* [SUPPLIED DATA]
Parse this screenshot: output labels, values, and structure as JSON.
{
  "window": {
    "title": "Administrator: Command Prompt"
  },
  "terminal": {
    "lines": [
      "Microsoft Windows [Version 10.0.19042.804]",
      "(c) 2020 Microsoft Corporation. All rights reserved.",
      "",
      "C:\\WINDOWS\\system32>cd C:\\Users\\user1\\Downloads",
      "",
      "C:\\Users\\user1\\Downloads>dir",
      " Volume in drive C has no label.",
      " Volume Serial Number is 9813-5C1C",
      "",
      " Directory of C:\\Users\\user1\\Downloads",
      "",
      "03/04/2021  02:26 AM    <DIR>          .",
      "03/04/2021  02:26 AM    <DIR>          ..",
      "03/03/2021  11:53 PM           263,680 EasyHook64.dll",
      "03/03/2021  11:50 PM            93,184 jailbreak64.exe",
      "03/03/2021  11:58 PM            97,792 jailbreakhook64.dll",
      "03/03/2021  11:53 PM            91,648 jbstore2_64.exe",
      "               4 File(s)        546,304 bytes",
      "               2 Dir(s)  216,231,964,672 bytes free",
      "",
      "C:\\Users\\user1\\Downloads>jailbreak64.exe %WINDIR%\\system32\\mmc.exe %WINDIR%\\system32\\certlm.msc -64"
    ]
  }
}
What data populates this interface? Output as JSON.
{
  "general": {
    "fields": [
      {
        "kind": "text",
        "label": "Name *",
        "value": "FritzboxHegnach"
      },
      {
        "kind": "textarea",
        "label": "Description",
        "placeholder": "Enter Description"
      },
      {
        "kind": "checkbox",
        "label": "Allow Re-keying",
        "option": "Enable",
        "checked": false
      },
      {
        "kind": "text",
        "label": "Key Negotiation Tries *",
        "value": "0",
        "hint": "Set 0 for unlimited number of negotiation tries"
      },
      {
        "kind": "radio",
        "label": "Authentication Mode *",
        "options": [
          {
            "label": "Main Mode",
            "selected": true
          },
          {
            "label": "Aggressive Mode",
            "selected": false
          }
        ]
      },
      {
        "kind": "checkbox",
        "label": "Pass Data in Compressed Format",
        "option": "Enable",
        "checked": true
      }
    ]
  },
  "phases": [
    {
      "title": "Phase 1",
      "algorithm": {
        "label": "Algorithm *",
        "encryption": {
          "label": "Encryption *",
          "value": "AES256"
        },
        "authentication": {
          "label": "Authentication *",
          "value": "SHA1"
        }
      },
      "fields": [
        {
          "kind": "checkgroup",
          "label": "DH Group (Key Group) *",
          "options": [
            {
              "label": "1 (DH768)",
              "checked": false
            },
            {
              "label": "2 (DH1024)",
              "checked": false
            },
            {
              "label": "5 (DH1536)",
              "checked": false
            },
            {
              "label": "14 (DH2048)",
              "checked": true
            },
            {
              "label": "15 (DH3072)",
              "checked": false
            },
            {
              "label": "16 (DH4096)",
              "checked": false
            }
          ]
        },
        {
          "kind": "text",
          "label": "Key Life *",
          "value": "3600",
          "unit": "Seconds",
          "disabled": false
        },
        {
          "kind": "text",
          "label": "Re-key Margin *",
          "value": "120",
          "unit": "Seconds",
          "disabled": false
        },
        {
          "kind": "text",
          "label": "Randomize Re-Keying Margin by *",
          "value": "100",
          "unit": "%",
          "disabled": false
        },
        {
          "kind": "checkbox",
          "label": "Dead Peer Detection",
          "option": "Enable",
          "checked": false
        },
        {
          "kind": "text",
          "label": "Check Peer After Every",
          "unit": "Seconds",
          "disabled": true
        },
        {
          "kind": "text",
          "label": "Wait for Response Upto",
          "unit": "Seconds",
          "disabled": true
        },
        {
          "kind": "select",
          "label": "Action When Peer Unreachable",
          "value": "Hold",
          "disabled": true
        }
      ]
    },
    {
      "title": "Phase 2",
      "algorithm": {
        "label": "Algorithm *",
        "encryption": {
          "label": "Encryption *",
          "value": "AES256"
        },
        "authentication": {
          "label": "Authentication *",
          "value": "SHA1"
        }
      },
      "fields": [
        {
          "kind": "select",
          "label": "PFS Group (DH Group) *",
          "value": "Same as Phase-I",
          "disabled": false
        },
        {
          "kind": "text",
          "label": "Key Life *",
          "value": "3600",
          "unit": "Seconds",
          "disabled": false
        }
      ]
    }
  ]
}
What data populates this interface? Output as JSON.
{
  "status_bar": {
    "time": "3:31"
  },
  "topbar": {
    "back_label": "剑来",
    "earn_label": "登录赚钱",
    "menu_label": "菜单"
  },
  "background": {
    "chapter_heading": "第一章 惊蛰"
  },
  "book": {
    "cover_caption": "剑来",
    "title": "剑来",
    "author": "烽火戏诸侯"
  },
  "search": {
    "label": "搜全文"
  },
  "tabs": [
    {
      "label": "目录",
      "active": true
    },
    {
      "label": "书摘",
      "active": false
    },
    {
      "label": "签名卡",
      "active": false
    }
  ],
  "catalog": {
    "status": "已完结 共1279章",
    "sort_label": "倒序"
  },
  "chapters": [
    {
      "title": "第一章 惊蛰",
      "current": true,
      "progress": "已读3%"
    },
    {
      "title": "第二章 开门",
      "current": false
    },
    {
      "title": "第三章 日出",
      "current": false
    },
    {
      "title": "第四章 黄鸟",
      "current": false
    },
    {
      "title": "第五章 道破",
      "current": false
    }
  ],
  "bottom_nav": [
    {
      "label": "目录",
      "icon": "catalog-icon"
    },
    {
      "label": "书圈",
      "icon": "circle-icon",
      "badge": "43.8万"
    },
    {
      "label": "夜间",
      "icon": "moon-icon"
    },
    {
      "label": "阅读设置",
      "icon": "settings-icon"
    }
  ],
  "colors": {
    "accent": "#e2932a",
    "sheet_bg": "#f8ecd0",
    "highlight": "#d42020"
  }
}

* [GOAL] Transcribe all entries exactly as they are given.

* [FULL ANSWER]
Parse this screenshot: output labels, values, and structure as JSON.
{
  "window": {
    "title": "Administrator: Command Prompt"
  },
  "terminal": {
    "lines": [
      "Microsoft Windows [Version 10.0.19042.804]",
      "(c) 2020 Microsoft Corporation. All rights reserved.",
      "",
      "C:\\WINDOWS\\system32>cd C:\\Users\\user1\\Downloads",
      "",
      "C:\\Users\\user1\\Downloads>dir",
      " Volume in drive C has no label.",
      " Volume Serial Number is 9813-5C1C",
      "",
      " Directory of C:\\Users\\user1\\Downloads",
      "",
      "03/04/2021  02:26 AM    <DIR>          .",
      "03/04/2021  02:26 AM    <DIR>          ..",
      "03/03/2021  11:53 PM           263,680 EasyHook64.dll",
      "03/03/2021  11:50 PM            93,184 jailbreak64.exe",
      "03/03/2021  11:58 PM            97,792 jailbreakhook64.dll",
      "03/03/2021  11:53 PM            91,648 jbstore2_64.exe",
      "               4 File(s)        546,304 bytes",
      "               2 Dir(s)  216,231,964,672 bytes free",
      "",
      "C:\\Users\\user1\\Downloads>jailbreak64.exe %WINDIR%\\system32\\mmc.exe %WINDIR%\\system32\\certlm.msc -64"
    ]
  }
}
What data populates this interface? Output as JSON.
{
  "general": {
    "fields": [
      {
        "kind": "text",
        "label": "Name *",
        "value": "FritzboxHegnach"
      },
      {
        "kind": "textarea",
        "label": "Description",
        "placeholder": "Enter Description"
      },
      {
        "kind": "checkbox",
        "label": "Allow Re-keying",
        "option": "Enable",
        "checked": false
      },
      {
        "kind": "text",
        "label": "Key Negotiation Tries *",
        "value": "0",
        "hint": "Set 0 for unlimited number of negotiation tries"
      },
      {
        "kind": "radio",
        "label": "Authentication Mode *",
        "options": [
          {
            "label": "Main Mode",
            "selected": true
          },
          {
            "label": "Aggressive Mode",
            "selected": false
          }
        ]
      },
      {
        "kind": "checkbox",
        "label": "Pass Data in Compressed Format",
        "option": "Enable",
        "checked": true
      }
    ]
  },
  "phases": [
    {
      "title": "Phase 1",
      "algorithm": {
        "label": "Algorithm *",
        "encryption": {
          "label": "Encryption *",
          "value": "AES256"
        },
        "authentication": {
          "label": "Authentication *",
          "value": "SHA1"
        }
      },
      "fields": [
        {
          "kind": "checkgroup",
          "label": "DH Group (Key Group) *",
          "options": [
            {
              "label": "1 (DH768)",
              "checked": false
            },
            {
              "label": "2 (DH1024)",
              "checked": false
            },
            {
              "label": "5 (DH1536)",
              "checked": false
            },
            {
              "label": "14 (DH2048)",
              "checked": true
            },
            {
              "label": "15 (DH3072)",
              "checked": false
            },
            {
              "label": "16 (DH4096)",
              "checked": false
            }
          ]
        },
        {
          "kind": "text",
          "label": "Key Life *",
          "value": "3600",
          "unit": "Seconds",
          "disabled": false
        },
        {
          "kind": "text",
          "label": "Re-key Margin *",
          "value": "120",
          "unit": "Seconds",
          "disabled": false
        },
        {
          "kind": "text",
          "label": "Randomize Re-Keying Margin by *",
          "value": "100",
          "unit": "%",
          "disabled": false
        },
        {
          "kind": "checkbox",
          "label": "Dead Peer Detection",
          "option": "Enable",
          "checked": false
        },
        {
          "kind": "text",
          "label": "Check Peer After Every",
          "unit": "Seconds",
          "disabled": true
        },
        {
          "kind": "text",
          "label": "Wait for Response Upto",
          "unit": "Seconds",
          "disabled": true
        },
        {
          "kind": "select",
          "label": "Action When Peer Unreachable",
          "value": "Hold",
          "disabled": true
        }
      ]
    },
    {
      "title": "Phase 2",
      "algorithm": {
        "label": "Algorithm *",
        "encryption": {
          "label": "Encryption *",
          "value": "AES256"
        },
        "authentication": {
          "label": "Authentication *",
          "value": "SHA1"
        }
      },
      "fields": [
        {
          "kind": "select",
          "label": "PFS Group (DH Group) *",
          "value": "Same as Phase-I",
          "disabled": false
        },
        {
          "kind": "text",
          "label": "Key Life *",
          "value": "3600",
          "unit": "Seconds",
          "disabled": false
        }
      ]
    }
  ]
}
What data populates this interface? Output as JSON.
{
  "status_bar": {
    "time": "3:31"
  },
  "topbar": {
    "back_label": "剑来",
    "earn_label": "登录赚钱",
    "menu_label": "菜单"
  },
  "background": {
    "chapter_heading": "第一章 惊蛰"
  },
  "book": {
    "cover_caption": "剑来",
    "title": "剑来",
    "author": "烽火戏诸侯"
  },
  "search": {
    "label": "搜全文"
  },
  "tabs": [
    {
      "label": "目录",
      "active": true
    },
    {
      "label": "书摘",
      "active": false
    },
    {
      "label": "签名卡",
      "active": false
    }
  ],
  "catalog": {
    "status": "已完结 共1279章",
    "sort_label": "倒序"
  },
  "chapters": [
    {
      "title": "第一章 惊蛰",
      "current": true,
      "progress": "已读3%"
    },
    {
      "title": "第二章 开门",
      "current": false
    },
    {
      "title": "第三章 日出",
      "current": false
    },
    {
      "title": "第四章 黄鸟",
      "current": false
    },
    {
      "title": "第五章 道破",
      "current": false
    }
  ],
  "bottom_nav": [
    {
      "label": "目录",
      "icon": "catalog-icon"
    },
    {
      "label": "书圈",
      "icon": "circle-icon",
      "badge": "43.8万"
    },
    {
      "label": "夜间",
      "icon": "moon-icon"
    },
    {
      "label": "阅读设置",
      "icon": "settings-icon"
    }
  ],
  "colors": {
    "accent": "#e2932a",
    "sheet_bg": "#f8ecd0",
    "highlight": "#d42020"
  }
}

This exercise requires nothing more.